### Task brief:
Would it be possible to write out each entry below exactly, without the pictures?

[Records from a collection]

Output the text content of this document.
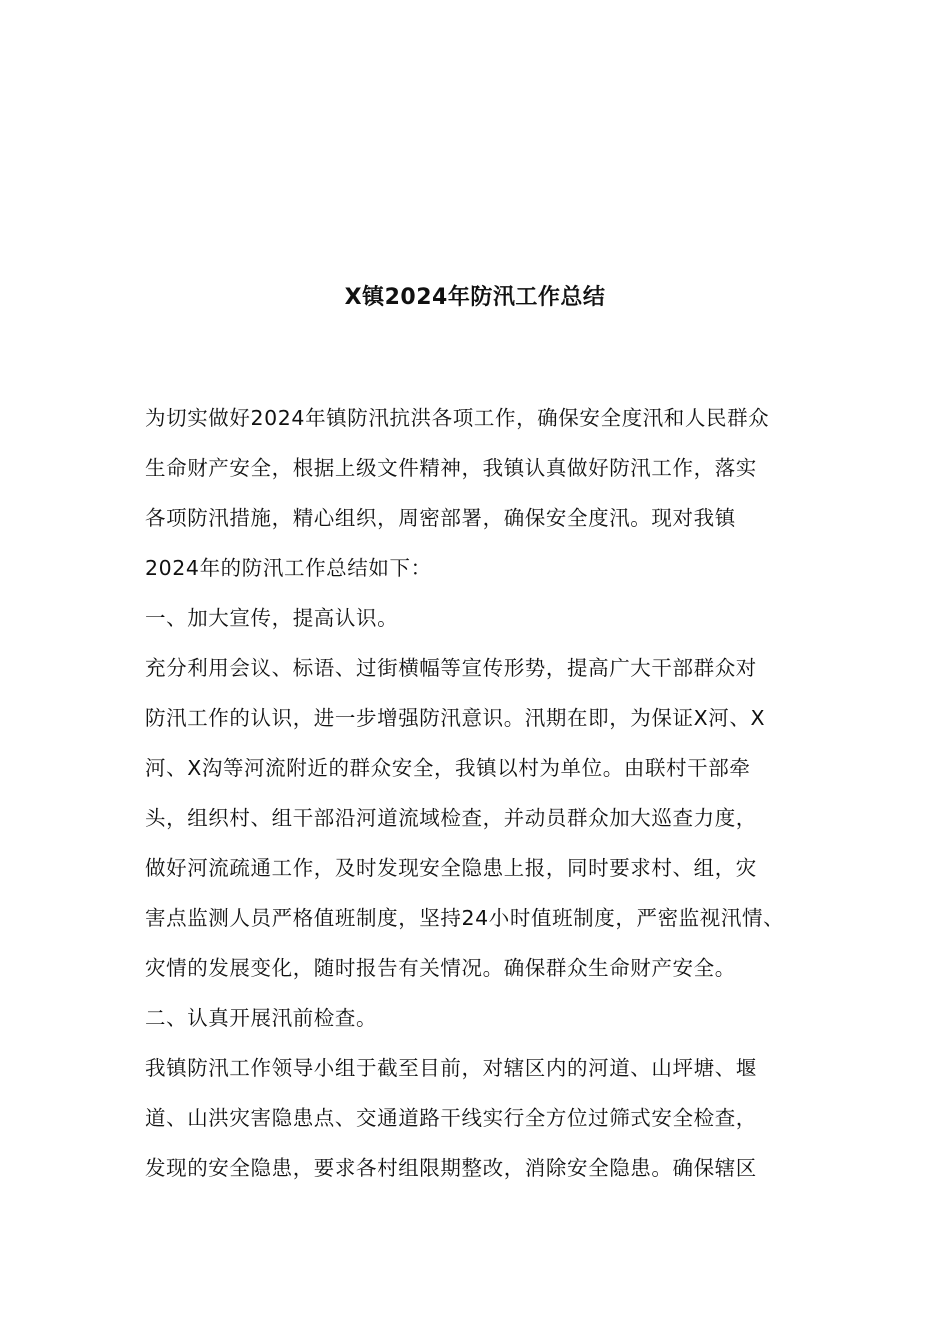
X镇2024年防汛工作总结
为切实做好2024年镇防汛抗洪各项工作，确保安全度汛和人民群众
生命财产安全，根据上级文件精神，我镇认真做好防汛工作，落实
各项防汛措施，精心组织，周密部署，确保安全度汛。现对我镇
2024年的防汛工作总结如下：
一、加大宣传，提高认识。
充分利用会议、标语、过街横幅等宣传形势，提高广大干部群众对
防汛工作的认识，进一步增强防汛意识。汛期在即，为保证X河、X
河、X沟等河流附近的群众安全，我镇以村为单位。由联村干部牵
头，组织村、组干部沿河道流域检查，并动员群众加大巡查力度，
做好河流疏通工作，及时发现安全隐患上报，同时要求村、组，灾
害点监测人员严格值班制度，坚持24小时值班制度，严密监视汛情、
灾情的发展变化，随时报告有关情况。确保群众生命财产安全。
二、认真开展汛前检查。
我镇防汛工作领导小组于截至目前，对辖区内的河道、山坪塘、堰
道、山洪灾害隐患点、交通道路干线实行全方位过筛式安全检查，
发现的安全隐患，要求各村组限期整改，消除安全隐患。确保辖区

### Result of the exercise:
Output the text content of this document.
X镇2024年防汛工作总结
为切实做好2024年镇防汛抗洪各项工作，确保安全度汛和人民群众
生命财产安全，根据上级文件精神，我镇认真做好防汛工作，落实
各项防汛措施，精心组织，周密部署，确保安全度汛。现对我镇
2024年的防汛工作总结如下：
一、加大宣传，提高认识。
充分利用会议、标语、过街横幅等宣传形势，提高广大干部群众对
防汛工作的认识，进一步增强防汛意识。汛期在即，为保证X河、X
河、X沟等河流附近的群众安全，我镇以村为单位。由联村干部牵
头，组织村、组干部沿河道流域检查，并动员群众加大巡查力度，
做好河流疏通工作，及时发现安全隐患上报，同时要求村、组，灾
害点监测人员严格值班制度，坚持24小时值班制度，严密监视汛情、
灾情的发展变化，随时报告有关情况。确保群众生命财产安全。
二、认真开展汛前检查。
我镇防汛工作领导小组于截至目前，对辖区内的河道、山坪塘、堰
道、山洪灾害隐患点、交通道路干线实行全方位过筛式安全检查，
发现的安全隐患，要求各村组限期整改，消除安全隐患。确保辖区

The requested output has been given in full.